Dataset excerpt –

>> Begin

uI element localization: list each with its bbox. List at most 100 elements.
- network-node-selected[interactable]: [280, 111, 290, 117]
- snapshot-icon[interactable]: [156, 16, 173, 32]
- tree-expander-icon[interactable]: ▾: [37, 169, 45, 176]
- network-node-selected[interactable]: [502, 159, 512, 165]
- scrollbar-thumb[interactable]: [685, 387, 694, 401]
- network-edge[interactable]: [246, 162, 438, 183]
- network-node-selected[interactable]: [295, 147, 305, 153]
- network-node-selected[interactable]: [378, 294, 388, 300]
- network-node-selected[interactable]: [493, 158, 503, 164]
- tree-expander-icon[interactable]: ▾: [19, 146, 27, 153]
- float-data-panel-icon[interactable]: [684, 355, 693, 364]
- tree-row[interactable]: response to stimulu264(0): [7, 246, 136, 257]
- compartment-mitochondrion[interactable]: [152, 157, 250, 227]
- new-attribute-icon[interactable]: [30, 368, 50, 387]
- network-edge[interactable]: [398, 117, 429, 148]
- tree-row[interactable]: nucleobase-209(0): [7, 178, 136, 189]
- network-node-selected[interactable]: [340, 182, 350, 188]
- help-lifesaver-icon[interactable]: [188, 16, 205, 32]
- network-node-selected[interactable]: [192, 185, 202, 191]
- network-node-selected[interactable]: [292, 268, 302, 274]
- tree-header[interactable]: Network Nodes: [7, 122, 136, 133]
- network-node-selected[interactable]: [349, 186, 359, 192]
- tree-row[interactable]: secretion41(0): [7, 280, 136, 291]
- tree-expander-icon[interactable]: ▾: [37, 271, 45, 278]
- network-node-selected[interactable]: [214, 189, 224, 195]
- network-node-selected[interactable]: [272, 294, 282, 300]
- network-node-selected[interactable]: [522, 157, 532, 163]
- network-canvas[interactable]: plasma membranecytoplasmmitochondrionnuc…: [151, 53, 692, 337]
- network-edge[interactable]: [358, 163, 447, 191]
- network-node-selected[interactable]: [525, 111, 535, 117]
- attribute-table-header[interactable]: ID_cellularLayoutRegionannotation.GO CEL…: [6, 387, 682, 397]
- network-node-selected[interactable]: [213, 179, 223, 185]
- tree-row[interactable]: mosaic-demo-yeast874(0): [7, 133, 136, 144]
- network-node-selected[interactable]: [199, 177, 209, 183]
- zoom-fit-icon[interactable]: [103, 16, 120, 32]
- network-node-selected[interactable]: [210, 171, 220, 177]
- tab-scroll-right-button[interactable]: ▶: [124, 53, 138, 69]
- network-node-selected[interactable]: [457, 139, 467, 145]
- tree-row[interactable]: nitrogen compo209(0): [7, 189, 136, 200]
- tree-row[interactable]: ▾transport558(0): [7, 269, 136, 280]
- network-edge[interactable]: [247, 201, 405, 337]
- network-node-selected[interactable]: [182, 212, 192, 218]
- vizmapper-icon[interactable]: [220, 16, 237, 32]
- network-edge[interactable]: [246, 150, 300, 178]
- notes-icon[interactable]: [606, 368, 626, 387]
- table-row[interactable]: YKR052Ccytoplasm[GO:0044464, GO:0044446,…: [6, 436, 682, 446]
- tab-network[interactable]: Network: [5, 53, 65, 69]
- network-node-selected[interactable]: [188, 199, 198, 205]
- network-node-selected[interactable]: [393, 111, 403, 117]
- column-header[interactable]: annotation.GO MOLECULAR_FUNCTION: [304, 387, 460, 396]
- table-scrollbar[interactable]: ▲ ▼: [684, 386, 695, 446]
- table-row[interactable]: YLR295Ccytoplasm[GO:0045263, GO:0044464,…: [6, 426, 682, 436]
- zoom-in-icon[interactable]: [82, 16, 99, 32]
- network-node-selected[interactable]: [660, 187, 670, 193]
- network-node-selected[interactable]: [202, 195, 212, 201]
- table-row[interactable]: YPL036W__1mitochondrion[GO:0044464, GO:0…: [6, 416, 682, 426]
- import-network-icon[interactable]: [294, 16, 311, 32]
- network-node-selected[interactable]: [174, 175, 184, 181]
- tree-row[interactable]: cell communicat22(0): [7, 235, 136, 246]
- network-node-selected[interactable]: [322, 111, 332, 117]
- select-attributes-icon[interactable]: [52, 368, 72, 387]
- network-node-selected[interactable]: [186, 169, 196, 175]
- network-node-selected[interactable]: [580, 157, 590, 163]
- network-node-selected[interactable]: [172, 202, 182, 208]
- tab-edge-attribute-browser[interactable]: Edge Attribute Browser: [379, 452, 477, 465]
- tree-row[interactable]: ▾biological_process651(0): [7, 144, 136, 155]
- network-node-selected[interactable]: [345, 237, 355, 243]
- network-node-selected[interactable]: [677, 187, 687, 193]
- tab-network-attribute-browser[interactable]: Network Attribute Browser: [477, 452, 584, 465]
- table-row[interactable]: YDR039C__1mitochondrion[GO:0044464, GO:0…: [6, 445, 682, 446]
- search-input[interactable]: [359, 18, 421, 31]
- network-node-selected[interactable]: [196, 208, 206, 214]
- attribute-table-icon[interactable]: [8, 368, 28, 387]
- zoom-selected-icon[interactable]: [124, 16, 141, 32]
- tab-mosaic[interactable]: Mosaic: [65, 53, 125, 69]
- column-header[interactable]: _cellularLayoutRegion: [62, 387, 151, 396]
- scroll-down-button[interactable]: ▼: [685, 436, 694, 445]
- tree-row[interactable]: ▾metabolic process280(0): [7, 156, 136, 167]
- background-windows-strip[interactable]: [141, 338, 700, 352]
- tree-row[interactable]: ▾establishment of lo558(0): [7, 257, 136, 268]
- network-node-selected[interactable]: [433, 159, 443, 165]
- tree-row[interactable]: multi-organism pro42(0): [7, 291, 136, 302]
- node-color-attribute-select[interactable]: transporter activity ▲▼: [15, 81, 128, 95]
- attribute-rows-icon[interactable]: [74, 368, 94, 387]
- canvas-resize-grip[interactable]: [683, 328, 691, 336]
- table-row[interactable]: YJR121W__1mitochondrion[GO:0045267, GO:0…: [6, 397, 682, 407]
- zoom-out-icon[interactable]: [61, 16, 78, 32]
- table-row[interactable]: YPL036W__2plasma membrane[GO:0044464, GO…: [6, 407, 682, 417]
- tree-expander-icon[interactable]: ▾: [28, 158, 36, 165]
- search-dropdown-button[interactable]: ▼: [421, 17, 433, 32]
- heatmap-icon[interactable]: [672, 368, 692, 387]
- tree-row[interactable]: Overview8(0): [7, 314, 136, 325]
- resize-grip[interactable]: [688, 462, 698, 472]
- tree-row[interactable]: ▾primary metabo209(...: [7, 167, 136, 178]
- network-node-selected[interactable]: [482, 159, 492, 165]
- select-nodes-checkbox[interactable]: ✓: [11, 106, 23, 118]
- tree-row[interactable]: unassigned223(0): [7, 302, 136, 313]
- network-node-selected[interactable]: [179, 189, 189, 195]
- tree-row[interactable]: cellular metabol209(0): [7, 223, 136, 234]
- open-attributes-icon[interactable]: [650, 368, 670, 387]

>> End

STATED GOAL –
Reproduce the records above line for line, without changing any character.

EXERCISE ANSWER –
uI element localization: list each with its bbox. List at most 100 elements.
- network-node-selected[interactable]: [280, 111, 290, 117]
- snapshot-icon[interactable]: [156, 16, 173, 32]
- tree-expander-icon[interactable]: ▾: [37, 169, 45, 176]
- network-node-selected[interactable]: [502, 159, 512, 165]
- scrollbar-thumb[interactable]: [685, 387, 694, 401]
- network-edge[interactable]: [246, 162, 438, 183]
- network-node-selected[interactable]: [295, 147, 305, 153]
- network-node-selected[interactable]: [378, 294, 388, 300]
- network-node-selected[interactable]: [493, 158, 503, 164]
- tree-expander-icon[interactable]: ▾: [19, 146, 27, 153]
- float-data-panel-icon[interactable]: [684, 355, 693, 364]
- tree-row[interactable]: response to stimulu264(0): [7, 246, 136, 257]
- compartment-mitochondrion[interactable]: [152, 157, 250, 227]
- new-attribute-icon[interactable]: [30, 368, 50, 387]
- network-edge[interactable]: [398, 117, 429, 148]
- tree-row[interactable]: nucleobase-209(0): [7, 178, 136, 189]
- network-node-selected[interactable]: [340, 182, 350, 188]
- help-lifesaver-icon[interactable]: [188, 16, 205, 32]
- network-node-selected[interactable]: [192, 185, 202, 191]
- network-node-selected[interactable]: [292, 268, 302, 274]
- tree-header[interactable]: Network Nodes: [7, 122, 136, 133]
- network-node-selected[interactable]: [349, 186, 359, 192]
- tree-row[interactable]: secretion41(0): [7, 280, 136, 291]
- tree-expander-icon[interactable]: ▾: [37, 271, 45, 278]
- network-node-selected[interactable]: [214, 189, 224, 195]
- network-node-selected[interactable]: [272, 294, 282, 300]
- network-node-selected[interactable]: [522, 157, 532, 163]
- network-canvas[interactable]: plasma membranecytoplasmmitochondrionnuc…: [151, 53, 692, 337]
- network-edge[interactable]: [358, 163, 447, 191]
- network-node-selected[interactable]: [525, 111, 535, 117]
- attribute-table-header[interactable]: ID_cellularLayoutRegionannotation.GO CEL…: [6, 387, 682, 397]
- network-node-selected[interactable]: [213, 179, 223, 185]
- tree-row[interactable]: mosaic-demo-yeast874(0): [7, 133, 136, 144]
- network-node-selected[interactable]: [199, 177, 209, 183]
- zoom-fit-icon[interactable]: [103, 16, 120, 32]
- network-node-selected[interactable]: [210, 171, 220, 177]
- tab-scroll-right-button[interactable]: ▶: [124, 53, 138, 69]
- network-node-selected[interactable]: [457, 139, 467, 145]
- tree-row[interactable]: nitrogen compo209(0): [7, 189, 136, 200]
- tree-row[interactable]: ▾transport558(0): [7, 269, 136, 280]
- network-edge[interactable]: [247, 201, 405, 337]
- network-node-selected[interactable]: [182, 212, 192, 218]
- vizmapper-icon[interactable]: [220, 16, 237, 32]
- network-edge[interactable]: [246, 150, 300, 178]
- notes-icon[interactable]: [606, 368, 626, 387]
- table-row[interactable]: YKR052Ccytoplasm[GO:0044464, GO:0044446,…: [6, 436, 682, 446]
- tab-network[interactable]: Network: [5, 53, 65, 69]
- network-node-selected[interactable]: [188, 199, 198, 205]
- network-node-selected[interactable]: [393, 111, 403, 117]
- column-header[interactable]: annotation.GO MOLECULAR_FUNCTION: [304, 387, 460, 396]
- table-scrollbar[interactable]: ▲ ▼: [684, 386, 695, 446]
- table-row[interactable]: YLR295Ccytoplasm[GO:0045263, GO:0044464,…: [6, 426, 682, 436]
- zoom-in-icon[interactable]: [82, 16, 99, 32]
- network-node-selected[interactable]: [660, 187, 670, 193]
- network-node-selected[interactable]: [202, 195, 212, 201]
- table-row[interactable]: YPL036W__1mitochondrion[GO:0044464, GO:0…: [6, 416, 682, 426]
- import-network-icon[interactable]: [294, 16, 311, 32]
- network-node-selected[interactable]: [174, 175, 184, 181]
- tree-row[interactable]: cell communicat22(0): [7, 235, 136, 246]
- network-node-selected[interactable]: [322, 111, 332, 117]
- select-attributes-icon[interactable]: [52, 368, 72, 387]
- network-node-selected[interactable]: [186, 169, 196, 175]
- network-node-selected[interactable]: [580, 157, 590, 163]
- network-node-selected[interactable]: [172, 202, 182, 208]
- tab-edge-attribute-browser[interactable]: Edge Attribute Browser: [379, 452, 477, 465]
- tree-row[interactable]: ▾biological_process651(0): [7, 144, 136, 155]
- network-node-selected[interactable]: [345, 237, 355, 243]
- network-node-selected[interactable]: [677, 187, 687, 193]
- tab-network-attribute-browser[interactable]: Network Attribute Browser: [477, 452, 584, 465]
- table-row[interactable]: YDR039C__1mitochondrion[GO:0044464, GO:0…: [6, 445, 682, 446]
- search-input[interactable]: [359, 18, 421, 31]
- network-node-selected[interactable]: [196, 208, 206, 214]
- attribute-table-icon[interactable]: [8, 368, 28, 387]
- zoom-selected-icon[interactable]: [124, 16, 141, 32]
- tab-mosaic[interactable]: Mosaic: [65, 53, 125, 69]
- column-header[interactable]: _cellularLayoutRegion: [62, 387, 151, 396]
- scroll-down-button[interactable]: ▼: [685, 436, 694, 445]
- tree-row[interactable]: ▾metabolic process280(0): [7, 156, 136, 167]
- background-windows-strip[interactable]: [141, 338, 700, 352]
- tree-row[interactable]: ▾establishment of lo558(0): [7, 257, 136, 268]
- network-node-selected[interactable]: [433, 159, 443, 165]
- tree-row[interactable]: multi-organism pro42(0): [7, 291, 136, 302]
- node-color-attribute-select[interactable]: transporter activity ▲▼: [15, 81, 128, 95]
- attribute-rows-icon[interactable]: [74, 368, 94, 387]
- canvas-resize-grip[interactable]: [683, 328, 691, 336]
- table-row[interactable]: YJR121W__1mitochondrion[GO:0045267, GO:0…: [6, 397, 682, 407]
- zoom-out-icon[interactable]: [61, 16, 78, 32]
- table-row[interactable]: YPL036W__2plasma membrane[GO:0044464, GO…: [6, 407, 682, 417]
- tree-expander-icon[interactable]: ▾: [28, 158, 36, 165]
- search-dropdown-button[interactable]: ▼: [421, 17, 433, 32]
- heatmap-icon[interactable]: [672, 368, 692, 387]
- tree-row[interactable]: Overview8(0): [7, 314, 136, 325]
- resize-grip[interactable]: [688, 462, 698, 472]
- tree-row[interactable]: ▾primary metabo209(...: [7, 167, 136, 178]
- network-node-selected[interactable]: [482, 159, 492, 165]
- select-nodes-checkbox[interactable]: ✓: [11, 106, 23, 118]
- tree-row[interactable]: unassigned223(0): [7, 302, 136, 313]
- network-node-selected[interactable]: [179, 189, 189, 195]
- tree-row[interactable]: cellular metabol209(0): [7, 223, 136, 234]
- open-attributes-icon[interactable]: [650, 368, 670, 387]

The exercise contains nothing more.